--- TASK ---
Find each line that has the string "tirée" and give the total, with nothing else.

— Begin RAW RECORDS —

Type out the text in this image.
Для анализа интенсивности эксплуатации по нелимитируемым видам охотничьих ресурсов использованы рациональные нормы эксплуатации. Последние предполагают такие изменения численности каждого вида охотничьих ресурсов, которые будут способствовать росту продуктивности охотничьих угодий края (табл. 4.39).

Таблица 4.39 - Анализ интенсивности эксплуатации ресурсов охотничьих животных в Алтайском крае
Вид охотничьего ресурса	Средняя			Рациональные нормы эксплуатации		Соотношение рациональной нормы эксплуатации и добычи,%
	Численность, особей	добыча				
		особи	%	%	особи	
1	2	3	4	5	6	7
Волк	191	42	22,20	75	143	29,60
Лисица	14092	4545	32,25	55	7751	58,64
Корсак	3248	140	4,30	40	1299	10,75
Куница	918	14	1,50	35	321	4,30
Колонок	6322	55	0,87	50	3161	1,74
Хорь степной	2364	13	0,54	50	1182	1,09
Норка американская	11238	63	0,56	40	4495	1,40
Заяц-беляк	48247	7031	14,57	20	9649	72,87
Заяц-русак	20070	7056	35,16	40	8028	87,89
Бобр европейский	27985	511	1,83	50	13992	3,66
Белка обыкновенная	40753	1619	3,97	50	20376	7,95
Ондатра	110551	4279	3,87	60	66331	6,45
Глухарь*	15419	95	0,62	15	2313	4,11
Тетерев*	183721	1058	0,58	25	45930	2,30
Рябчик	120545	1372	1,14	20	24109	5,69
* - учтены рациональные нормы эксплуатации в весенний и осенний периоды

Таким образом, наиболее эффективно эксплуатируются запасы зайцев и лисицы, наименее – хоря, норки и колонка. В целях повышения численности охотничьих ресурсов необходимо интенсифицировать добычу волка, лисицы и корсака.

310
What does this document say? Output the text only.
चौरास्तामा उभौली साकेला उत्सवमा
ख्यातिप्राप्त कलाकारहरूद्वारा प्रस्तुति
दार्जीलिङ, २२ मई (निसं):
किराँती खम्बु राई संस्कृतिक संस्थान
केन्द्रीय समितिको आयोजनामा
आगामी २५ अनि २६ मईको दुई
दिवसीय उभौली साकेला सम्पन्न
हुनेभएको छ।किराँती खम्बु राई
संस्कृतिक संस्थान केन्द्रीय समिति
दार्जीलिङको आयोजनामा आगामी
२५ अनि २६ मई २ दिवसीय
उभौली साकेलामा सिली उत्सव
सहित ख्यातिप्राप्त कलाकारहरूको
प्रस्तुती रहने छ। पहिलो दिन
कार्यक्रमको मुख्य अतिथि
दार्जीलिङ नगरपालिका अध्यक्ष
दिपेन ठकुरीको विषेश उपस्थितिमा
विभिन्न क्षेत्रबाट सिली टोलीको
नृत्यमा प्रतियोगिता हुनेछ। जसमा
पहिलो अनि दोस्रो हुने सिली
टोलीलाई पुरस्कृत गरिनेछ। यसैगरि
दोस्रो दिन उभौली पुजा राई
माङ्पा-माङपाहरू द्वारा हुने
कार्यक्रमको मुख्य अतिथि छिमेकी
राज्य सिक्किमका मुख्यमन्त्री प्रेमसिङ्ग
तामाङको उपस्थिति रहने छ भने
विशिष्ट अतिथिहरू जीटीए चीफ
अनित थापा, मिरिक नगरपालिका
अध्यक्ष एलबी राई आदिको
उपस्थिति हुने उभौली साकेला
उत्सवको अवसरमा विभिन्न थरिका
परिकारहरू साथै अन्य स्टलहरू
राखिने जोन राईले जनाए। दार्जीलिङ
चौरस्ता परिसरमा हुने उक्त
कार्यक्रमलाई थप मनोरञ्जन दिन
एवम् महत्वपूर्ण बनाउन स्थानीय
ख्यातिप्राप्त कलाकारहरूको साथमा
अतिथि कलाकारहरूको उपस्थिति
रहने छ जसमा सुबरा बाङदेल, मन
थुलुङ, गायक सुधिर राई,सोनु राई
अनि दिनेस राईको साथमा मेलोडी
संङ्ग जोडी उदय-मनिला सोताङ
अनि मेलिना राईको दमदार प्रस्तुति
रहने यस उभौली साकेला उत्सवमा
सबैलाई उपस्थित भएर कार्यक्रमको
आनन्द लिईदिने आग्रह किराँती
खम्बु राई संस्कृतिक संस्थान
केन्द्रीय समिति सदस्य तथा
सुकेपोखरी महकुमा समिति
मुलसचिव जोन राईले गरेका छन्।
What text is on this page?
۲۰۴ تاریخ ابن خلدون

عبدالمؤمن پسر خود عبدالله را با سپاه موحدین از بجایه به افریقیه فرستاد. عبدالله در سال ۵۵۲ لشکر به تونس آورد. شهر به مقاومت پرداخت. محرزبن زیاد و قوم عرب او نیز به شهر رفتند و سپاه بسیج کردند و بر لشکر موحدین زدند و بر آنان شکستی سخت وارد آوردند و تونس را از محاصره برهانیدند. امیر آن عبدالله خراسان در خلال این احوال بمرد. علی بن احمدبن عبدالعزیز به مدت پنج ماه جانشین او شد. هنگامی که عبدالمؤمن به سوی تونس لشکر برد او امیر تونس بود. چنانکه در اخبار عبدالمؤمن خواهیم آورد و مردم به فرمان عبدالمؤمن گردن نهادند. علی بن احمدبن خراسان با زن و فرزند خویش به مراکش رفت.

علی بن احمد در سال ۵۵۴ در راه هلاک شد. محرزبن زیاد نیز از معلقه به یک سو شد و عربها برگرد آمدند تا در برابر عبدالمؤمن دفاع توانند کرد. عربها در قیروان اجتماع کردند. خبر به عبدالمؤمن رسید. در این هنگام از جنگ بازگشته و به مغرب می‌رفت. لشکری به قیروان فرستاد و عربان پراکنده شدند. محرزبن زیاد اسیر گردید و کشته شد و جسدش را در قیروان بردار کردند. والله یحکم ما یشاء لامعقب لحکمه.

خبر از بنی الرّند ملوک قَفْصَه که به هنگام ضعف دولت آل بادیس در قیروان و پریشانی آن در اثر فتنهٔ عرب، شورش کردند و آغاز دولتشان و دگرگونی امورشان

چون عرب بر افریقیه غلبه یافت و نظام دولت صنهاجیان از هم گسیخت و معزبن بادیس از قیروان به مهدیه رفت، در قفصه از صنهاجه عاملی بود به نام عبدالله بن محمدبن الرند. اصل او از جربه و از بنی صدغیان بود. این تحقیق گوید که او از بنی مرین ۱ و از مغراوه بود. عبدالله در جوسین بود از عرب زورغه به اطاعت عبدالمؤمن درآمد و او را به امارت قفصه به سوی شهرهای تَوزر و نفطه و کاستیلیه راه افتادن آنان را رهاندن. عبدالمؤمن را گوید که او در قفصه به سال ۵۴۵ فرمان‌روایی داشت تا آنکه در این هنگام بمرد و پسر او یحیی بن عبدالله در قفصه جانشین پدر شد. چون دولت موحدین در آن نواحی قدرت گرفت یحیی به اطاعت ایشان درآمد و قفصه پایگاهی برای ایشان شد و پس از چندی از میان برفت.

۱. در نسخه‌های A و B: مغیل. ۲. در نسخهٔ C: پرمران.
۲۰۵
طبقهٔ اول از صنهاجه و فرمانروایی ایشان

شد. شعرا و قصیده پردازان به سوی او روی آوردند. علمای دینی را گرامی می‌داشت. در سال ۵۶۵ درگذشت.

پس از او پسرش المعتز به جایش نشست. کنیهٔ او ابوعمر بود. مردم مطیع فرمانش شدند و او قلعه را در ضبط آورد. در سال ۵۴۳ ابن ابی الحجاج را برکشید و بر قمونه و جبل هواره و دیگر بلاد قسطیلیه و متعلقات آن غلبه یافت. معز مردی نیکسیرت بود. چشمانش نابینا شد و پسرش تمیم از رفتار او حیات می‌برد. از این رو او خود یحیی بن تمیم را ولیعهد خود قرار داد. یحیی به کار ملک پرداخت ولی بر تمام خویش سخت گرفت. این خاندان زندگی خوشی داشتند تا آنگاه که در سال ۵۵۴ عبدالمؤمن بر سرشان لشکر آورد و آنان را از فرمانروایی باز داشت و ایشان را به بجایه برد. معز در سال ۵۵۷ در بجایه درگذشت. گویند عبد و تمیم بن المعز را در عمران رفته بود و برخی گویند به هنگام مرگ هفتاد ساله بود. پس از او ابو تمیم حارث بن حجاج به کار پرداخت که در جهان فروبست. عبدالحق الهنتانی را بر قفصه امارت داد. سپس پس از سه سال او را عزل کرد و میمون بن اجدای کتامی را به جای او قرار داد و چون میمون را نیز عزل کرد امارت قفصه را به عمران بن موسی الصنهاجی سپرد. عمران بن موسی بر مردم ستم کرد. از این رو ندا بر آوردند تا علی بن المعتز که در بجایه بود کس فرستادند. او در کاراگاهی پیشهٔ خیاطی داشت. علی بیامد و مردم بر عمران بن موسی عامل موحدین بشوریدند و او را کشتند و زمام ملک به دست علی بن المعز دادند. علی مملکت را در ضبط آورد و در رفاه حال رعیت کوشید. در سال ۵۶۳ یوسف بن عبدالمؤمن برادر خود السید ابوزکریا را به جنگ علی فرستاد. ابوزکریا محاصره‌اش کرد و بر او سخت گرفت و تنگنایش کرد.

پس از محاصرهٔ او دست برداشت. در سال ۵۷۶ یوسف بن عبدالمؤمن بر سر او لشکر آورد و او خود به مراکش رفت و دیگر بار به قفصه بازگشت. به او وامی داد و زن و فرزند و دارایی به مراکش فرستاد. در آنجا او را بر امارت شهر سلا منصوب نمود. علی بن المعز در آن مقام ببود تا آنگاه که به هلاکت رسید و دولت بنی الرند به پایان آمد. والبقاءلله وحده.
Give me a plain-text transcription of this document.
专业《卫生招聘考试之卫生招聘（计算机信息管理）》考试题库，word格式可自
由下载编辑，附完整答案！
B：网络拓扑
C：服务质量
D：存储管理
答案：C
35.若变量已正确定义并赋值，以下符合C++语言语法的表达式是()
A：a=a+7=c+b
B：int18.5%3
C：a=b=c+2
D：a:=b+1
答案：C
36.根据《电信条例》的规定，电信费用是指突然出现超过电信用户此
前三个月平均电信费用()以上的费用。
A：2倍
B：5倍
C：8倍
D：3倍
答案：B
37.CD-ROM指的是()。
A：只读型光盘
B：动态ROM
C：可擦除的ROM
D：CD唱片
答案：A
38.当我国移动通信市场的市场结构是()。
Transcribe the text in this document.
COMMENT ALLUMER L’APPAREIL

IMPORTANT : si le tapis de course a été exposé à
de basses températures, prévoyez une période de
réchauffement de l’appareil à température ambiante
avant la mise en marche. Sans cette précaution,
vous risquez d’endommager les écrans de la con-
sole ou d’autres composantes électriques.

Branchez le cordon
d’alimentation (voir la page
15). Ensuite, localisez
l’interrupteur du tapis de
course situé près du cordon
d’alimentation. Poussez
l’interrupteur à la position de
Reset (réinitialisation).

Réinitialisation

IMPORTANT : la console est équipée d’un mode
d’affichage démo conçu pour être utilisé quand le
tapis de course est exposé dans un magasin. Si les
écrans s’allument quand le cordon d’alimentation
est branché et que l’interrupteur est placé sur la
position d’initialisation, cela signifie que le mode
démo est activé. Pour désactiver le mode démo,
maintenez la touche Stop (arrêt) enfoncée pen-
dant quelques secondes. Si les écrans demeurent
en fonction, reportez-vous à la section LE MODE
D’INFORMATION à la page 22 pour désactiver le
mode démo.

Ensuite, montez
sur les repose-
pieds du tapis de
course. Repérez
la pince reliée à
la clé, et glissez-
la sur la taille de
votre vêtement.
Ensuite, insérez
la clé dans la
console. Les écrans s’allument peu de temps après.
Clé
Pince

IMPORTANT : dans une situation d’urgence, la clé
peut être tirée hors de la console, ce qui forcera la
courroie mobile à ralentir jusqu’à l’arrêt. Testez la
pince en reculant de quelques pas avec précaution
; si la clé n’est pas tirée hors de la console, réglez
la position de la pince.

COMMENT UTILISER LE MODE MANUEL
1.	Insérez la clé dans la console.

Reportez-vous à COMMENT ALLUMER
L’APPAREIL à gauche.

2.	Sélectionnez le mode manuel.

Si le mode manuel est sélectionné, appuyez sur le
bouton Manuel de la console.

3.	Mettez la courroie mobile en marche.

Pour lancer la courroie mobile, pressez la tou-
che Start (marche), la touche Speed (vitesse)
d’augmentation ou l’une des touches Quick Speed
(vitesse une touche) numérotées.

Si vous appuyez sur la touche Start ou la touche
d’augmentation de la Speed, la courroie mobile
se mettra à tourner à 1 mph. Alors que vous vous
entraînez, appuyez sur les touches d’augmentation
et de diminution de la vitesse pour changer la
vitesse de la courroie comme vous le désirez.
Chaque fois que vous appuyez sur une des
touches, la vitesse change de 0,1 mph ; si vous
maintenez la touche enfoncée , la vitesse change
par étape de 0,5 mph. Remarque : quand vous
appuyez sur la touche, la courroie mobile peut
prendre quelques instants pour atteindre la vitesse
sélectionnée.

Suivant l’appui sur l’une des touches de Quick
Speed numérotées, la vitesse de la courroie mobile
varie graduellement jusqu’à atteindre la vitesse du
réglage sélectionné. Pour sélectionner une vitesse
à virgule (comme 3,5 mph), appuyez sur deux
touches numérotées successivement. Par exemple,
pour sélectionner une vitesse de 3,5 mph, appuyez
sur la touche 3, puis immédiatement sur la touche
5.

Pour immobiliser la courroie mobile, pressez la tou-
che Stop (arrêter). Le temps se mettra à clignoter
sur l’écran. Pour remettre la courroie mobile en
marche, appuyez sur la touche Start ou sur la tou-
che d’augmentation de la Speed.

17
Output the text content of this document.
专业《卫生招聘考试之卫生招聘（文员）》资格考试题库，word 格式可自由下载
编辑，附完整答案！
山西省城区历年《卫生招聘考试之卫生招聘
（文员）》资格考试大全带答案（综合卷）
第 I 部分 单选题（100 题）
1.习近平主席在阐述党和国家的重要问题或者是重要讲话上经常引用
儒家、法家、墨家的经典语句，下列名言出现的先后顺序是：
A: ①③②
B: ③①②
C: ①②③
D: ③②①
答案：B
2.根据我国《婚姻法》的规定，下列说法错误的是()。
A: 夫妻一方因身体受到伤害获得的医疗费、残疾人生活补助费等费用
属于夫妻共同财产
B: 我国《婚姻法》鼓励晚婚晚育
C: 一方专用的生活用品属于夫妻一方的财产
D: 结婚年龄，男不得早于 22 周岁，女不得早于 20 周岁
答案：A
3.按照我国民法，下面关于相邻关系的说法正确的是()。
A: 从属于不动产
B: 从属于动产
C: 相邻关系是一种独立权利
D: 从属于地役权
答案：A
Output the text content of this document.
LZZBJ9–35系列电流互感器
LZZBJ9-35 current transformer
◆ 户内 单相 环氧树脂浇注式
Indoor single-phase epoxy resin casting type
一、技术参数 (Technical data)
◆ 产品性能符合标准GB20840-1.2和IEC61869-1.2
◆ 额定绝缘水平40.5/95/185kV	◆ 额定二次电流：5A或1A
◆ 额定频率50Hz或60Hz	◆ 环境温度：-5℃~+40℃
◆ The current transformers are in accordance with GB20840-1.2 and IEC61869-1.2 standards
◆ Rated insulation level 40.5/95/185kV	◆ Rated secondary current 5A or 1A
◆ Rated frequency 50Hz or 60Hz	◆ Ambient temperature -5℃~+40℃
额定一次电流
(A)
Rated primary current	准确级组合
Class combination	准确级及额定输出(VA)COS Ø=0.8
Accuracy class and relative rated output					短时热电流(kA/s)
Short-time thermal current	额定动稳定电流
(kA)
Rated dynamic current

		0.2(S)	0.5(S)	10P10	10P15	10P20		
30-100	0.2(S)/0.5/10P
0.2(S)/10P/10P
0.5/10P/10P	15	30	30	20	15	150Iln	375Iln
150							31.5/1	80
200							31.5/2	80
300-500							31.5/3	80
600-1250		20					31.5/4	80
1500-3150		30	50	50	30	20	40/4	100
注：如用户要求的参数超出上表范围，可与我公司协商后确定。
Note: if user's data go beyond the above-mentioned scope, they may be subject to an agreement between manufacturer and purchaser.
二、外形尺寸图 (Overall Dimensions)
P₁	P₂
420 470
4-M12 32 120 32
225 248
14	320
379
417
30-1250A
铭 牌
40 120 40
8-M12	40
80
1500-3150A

— End RAW RECORDS —

--- SOLVED PROBLEM ---
2